→ **TASK STATEMENT**: Retype each record shown below, leaving every character as it is.

→ **INPUT ROWS**:
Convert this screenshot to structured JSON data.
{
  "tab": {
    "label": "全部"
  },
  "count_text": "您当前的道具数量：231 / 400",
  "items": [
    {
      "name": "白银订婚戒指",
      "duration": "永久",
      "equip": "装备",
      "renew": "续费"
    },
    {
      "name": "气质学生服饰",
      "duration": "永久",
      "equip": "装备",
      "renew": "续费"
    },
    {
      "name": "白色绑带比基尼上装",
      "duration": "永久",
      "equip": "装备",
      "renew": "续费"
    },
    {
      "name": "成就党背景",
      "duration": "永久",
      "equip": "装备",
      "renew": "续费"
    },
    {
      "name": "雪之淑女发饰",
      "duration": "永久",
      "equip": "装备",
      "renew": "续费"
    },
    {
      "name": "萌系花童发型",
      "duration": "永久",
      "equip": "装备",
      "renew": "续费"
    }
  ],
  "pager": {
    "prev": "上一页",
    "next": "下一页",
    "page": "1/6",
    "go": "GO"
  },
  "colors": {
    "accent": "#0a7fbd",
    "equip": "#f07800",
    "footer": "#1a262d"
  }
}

→ **REPLY TO THE EXERCISE**:
Convert this screenshot to structured JSON data.
{
  "tab": {
    "label": "全部"
  },
  "count_text": "您当前的道具数量：231 / 400",
  "items": [
    {
      "name": "白银订婚戒指",
      "duration": "永久",
      "equip": "装备",
      "renew": "续费"
    },
    {
      "name": "气质学生服饰",
      "duration": "永久",
      "equip": "装备",
      "renew": "续费"
    },
    {
      "name": "白色绑带比基尼上装",
      "duration": "永久",
      "equip": "装备",
      "renew": "续费"
    },
    {
      "name": "成就党背景",
      "duration": "永久",
      "equip": "装备",
      "renew": "续费"
    },
    {
      "name": "雪之淑女发饰",
      "duration": "永久",
      "equip": "装备",
      "renew": "续费"
    },
    {
      "name": "萌系花童发型",
      "duration": "永久",
      "equip": "装备",
      "renew": "续费"
    }
  ],
  "pager": {
    "prev": "上一页",
    "next": "下一页",
    "page": "1/6",
    "go": "GO"
  },
  "colors": {
    "accent": "#0a7fbd",
    "equip": "#f07800",
    "footer": "#1a262d"
  }
}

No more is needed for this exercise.